- _Supplied records_:
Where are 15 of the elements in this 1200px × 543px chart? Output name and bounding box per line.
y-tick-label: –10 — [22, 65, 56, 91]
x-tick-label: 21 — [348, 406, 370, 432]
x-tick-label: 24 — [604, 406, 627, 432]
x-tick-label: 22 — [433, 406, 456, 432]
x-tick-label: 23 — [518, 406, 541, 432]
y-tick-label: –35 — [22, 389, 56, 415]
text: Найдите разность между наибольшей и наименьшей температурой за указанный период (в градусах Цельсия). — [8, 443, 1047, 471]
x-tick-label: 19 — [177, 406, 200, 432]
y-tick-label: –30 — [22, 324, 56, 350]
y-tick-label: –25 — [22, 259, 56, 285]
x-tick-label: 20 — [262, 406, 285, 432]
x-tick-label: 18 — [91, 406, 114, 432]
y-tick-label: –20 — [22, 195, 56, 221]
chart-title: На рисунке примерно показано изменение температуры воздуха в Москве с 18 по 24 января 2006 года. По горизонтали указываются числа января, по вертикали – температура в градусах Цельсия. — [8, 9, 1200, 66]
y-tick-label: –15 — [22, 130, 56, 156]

- _Exercise task_: Reproduce each of the lines above verbatim, preserving their order and every character.

- _Response_:
Where are 15 of the elements in this 1200px × 543px chart? Output name and bounding box per line.
y-tick-label: –10 — [22, 65, 56, 91]
x-tick-label: 21 — [348, 406, 370, 432]
x-tick-label: 24 — [604, 406, 627, 432]
x-tick-label: 22 — [433, 406, 456, 432]
x-tick-label: 23 — [518, 406, 541, 432]
y-tick-label: –35 — [22, 389, 56, 415]
text: Найдите разность между наибольшей и наименьшей температурой за указанный период (в градусах Цельсия). — [8, 443, 1047, 471]
x-tick-label: 19 — [177, 406, 200, 432]
y-tick-label: –30 — [22, 324, 56, 350]
y-tick-label: –25 — [22, 259, 56, 285]
x-tick-label: 20 — [262, 406, 285, 432]
x-tick-label: 18 — [91, 406, 114, 432]
y-tick-label: –20 — [22, 195, 56, 221]
chart-title: На рисунке примерно показано изменение температуры воздуха в Москве с 18 по 24 января 2006 года. По горизонтали указываются числа января, по вертикали – температура в градусах Цельсия. — [8, 9, 1200, 66]
y-tick-label: –15 — [22, 130, 56, 156]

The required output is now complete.